:: ARTICOLO ::
:::
Da Moto Magazine numero 4 del 20 ottobre
Cosa ha ucciso la Moto Guzzi?
Claudio Porrozzi e Giuliano M. Turtur
Dal genio di un perito tecnico (Carlo Guzzi), dalla passione di un giovane ed ardimentoso pilota di moto (Giovanni Ravelli), e dai capitali di un rampollo di una famiglia di armatori genovesi (Giovanni Parodi), la Moto Guzzi inizia nel 1921 la sua ascesa all’Olimpo del motociclismo prima nazionale e poi internazionale.
La Moto Guzzi Sport 14 del 1930
Modelli geniali nelle soluzioni tecniche, con una grande affidabilità, tanto da raccogliere i primi allori proprio nelle gare di durata chiamate all’epoca Raid, la Guzzi in poco tempo diventa la moto più ricercata dai piloti, in virtù di un costo assai ridotto in confronto a quello delle rivali di allora Triumph, Velocette, Rudge, Excelsior, Indian e Harley Davidson.
Passano gli anni ed una guerra mondiale, ma la Guzzi passa indenne o quasi la crisi che necessariamente porta un conflitto come la seconda Guerra Mondiale. Le sue moto continuano inarrestabili a mietere vittorie su tutti i principali circuiti del campionato Europeo, (il mondiale verrà istituito nel 1951 ndr), ed anche nel settore delle moto di serie il Falcone Sport 500 cc, l’Alce 500cc. ed il Guzzino 75, iniziano a motorizzare l’Italia.
Guzzi Falcone
Nel 1957 nonostante le tante vittorie ottenute la Moto Guzzi, assieme alla Gilera, ed ad altre Case italiane, decide di abbandonare le corse.
E’ l’inizio della fine. Da realtà industriale capace di dare lavoro a migliaia di operai, di avere una galleria del vento ed un reparto corse di tutto rispetto, si trasforma lentamente ma inesorabilmente in un gigante dai piedi d’argilla, continuamente destabilizzato da una produzione ormai vetusta e dalle prime avvisaglie delle agitazioni sindacali che sfoceranno in pesanti scioperi negli anni Settanta, per non parlare della concorrenza soprattutto inglese, della Gilera e della piccola Ducati che pian piano prenderanno il posto della Casa di Mandello nei cuori degli appassionati di maxi moto. Le famiglie Parodi e Guzzi, di fatto i veri ed unici proprietari iniziano a vedere nubi scure all’orizzonte. Gli anni Sessanta si presentano per la Moto Guzzi come la fine di un’era e l’inizio dell’amministrazione controllata dello Stato (SEIMM).
:::
:: MATERIALE MOSTRATO ::
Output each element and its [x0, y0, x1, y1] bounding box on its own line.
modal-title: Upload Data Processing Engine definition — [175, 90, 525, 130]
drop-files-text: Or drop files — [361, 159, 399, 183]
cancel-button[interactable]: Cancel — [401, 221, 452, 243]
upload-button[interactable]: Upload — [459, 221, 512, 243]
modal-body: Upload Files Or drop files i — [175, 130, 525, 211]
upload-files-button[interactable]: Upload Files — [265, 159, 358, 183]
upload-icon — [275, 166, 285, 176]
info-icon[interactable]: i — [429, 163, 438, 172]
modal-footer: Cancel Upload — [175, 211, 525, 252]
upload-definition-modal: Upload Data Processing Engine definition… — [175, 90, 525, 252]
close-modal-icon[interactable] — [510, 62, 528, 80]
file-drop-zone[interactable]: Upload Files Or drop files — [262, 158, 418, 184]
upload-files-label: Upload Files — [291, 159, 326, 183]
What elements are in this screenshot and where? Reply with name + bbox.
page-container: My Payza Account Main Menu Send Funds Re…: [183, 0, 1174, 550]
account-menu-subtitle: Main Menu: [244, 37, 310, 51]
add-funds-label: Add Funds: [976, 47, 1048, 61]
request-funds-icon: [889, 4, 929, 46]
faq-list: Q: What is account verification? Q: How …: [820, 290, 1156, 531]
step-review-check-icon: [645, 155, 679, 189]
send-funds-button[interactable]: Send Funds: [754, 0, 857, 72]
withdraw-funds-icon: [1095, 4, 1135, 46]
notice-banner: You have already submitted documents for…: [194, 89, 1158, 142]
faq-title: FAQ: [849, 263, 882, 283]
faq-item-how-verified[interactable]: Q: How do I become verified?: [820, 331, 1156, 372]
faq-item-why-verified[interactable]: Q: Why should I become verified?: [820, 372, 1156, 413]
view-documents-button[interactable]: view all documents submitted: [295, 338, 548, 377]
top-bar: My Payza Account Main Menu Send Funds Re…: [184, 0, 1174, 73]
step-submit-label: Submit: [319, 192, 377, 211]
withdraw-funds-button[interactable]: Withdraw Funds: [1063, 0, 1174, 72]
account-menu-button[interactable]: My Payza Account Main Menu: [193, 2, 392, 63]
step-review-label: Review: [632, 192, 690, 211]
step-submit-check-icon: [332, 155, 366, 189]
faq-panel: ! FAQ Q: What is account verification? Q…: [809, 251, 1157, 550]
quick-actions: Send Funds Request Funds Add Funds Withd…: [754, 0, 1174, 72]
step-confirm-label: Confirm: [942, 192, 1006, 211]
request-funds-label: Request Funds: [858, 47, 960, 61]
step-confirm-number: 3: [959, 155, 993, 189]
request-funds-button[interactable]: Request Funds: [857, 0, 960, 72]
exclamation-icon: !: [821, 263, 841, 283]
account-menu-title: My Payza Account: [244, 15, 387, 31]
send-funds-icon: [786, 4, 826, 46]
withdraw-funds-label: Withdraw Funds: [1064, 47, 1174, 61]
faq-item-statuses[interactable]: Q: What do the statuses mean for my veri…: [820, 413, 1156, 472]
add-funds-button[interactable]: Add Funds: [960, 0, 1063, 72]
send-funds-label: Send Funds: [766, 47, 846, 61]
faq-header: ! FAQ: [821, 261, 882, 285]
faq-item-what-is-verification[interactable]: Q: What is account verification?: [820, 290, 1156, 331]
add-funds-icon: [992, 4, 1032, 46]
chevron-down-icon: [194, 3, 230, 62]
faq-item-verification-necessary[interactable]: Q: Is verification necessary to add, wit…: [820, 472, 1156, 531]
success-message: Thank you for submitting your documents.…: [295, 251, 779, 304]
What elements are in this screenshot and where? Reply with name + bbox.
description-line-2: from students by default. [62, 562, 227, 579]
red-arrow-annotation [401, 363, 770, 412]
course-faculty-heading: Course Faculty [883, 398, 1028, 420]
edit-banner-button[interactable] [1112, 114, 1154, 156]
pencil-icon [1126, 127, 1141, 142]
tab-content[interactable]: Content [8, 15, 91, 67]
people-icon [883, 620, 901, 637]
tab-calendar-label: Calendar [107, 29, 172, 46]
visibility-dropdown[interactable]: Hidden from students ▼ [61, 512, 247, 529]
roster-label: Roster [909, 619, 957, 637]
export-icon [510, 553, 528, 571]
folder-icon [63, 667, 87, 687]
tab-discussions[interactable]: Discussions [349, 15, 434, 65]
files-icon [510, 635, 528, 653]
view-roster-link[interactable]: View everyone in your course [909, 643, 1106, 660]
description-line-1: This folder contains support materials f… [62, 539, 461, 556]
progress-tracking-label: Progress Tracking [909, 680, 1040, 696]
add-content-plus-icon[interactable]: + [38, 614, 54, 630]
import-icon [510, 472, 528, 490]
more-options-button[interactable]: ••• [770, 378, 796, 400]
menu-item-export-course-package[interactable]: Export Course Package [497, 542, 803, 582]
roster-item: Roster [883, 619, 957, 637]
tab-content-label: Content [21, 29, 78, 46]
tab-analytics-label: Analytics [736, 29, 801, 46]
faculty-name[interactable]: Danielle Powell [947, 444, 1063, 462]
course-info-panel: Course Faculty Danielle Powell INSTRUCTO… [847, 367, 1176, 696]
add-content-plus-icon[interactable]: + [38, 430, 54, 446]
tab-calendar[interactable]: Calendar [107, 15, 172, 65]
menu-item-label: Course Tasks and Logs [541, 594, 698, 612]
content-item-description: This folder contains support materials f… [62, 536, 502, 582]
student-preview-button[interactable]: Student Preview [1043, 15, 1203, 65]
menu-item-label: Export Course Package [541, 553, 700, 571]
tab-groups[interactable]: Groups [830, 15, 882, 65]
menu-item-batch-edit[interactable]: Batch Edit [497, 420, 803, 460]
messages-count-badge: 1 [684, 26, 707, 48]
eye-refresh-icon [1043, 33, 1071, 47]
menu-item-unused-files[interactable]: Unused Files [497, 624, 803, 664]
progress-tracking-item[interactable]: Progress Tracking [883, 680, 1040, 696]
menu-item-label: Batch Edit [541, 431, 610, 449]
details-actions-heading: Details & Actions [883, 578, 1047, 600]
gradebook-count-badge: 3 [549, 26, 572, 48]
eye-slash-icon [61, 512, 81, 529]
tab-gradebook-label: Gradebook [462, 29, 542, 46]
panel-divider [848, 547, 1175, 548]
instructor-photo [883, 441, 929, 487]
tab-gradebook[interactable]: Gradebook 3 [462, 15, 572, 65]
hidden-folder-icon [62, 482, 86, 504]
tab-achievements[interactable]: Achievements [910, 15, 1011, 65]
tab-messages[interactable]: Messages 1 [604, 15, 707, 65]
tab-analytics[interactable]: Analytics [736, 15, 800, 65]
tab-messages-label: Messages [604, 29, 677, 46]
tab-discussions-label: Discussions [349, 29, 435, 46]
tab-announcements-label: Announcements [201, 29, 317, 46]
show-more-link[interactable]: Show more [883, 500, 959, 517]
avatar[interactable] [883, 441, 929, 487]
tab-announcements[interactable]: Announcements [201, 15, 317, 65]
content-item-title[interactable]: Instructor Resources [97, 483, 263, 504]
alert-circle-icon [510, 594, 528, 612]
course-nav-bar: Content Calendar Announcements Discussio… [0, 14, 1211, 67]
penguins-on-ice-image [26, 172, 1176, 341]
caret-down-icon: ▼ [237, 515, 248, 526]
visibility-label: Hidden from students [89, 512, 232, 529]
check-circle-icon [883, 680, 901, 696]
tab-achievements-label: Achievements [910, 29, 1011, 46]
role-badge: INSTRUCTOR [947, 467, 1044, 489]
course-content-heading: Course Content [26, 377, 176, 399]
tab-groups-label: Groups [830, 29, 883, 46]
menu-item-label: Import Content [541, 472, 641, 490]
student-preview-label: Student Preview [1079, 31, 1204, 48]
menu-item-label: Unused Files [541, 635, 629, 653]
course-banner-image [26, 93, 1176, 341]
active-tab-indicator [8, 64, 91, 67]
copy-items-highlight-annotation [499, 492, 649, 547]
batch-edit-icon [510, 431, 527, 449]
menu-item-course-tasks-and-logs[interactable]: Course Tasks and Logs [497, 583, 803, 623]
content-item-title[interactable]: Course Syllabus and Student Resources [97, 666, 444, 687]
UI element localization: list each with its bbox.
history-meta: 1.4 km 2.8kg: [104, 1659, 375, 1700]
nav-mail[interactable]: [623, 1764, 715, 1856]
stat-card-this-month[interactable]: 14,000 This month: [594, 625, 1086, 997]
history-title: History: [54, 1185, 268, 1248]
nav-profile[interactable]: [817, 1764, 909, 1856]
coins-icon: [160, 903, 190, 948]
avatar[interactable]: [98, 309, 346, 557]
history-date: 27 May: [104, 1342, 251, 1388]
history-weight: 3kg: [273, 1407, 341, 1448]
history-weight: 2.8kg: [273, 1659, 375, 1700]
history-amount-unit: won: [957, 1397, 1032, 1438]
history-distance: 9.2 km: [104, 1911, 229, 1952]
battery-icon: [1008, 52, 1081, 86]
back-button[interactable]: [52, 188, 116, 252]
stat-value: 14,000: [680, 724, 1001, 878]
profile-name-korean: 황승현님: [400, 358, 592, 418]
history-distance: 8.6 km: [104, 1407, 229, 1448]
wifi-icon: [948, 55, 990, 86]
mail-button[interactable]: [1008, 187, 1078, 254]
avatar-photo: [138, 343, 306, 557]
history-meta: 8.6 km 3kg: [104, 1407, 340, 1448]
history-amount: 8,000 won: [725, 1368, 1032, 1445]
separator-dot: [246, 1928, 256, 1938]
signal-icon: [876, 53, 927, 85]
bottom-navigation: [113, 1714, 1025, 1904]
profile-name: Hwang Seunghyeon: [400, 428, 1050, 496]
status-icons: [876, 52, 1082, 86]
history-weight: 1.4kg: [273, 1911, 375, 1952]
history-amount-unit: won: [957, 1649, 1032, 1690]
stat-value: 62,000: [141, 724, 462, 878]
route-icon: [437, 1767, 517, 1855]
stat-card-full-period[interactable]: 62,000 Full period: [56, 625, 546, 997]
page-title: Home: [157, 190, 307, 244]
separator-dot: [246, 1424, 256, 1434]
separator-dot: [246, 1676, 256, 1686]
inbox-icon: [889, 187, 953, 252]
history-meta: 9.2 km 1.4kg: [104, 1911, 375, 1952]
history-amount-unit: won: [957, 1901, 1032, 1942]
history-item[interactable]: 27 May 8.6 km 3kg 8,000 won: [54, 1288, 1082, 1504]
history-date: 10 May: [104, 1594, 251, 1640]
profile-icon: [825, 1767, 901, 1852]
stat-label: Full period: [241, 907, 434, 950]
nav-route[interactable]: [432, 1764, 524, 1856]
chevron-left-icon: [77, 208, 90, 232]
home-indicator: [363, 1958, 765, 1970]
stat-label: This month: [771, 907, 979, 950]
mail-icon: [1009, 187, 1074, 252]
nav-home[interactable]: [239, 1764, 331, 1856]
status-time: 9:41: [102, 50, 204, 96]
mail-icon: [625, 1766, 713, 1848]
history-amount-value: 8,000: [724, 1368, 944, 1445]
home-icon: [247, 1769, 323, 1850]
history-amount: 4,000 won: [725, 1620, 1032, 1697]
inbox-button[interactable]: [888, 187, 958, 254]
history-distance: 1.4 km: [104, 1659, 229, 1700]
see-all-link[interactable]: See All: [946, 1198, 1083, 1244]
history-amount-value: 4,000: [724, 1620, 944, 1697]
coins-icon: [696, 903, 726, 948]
:::
Trascrivi senza modifiche il passo dell'articolo sulla Moto Guzzi che comincia con "E’ l’inizio della" e prosegue fino a "dello Stato (SEIMM).".

E’ l’inizio della fine. Da realtà industriale capace di dare lavoro a migliaia di operai, di avere una galleria del vento ed un reparto corse di tutto rispetto, si trasforma lentamente ma inesorabilmente in un gigante dai piedi d’argilla, continuamente destabilizzato da una produzione ormai vetusta e dalle prime avvisaglie delle agitazioni sindacali che sfoceranno in pesanti scioperi negli anni Settanta, per non parlare della concorrenza soprattutto inglese, della Gilera e della piccola Ducati che pian piano prenderanno il posto della Casa di Mandello nei cuori degli appassionati di maxi moto. Le famiglie Parodi e Guzzi, di fatto i veri ed unici proprietari iniziano a vedere nubi scure all’orizzonte. Gli anni Sessanta si presentano per la Moto Guzzi come la fine di un’era e l’inizio dell’amministrazione controllata dello Stato (SEIMM).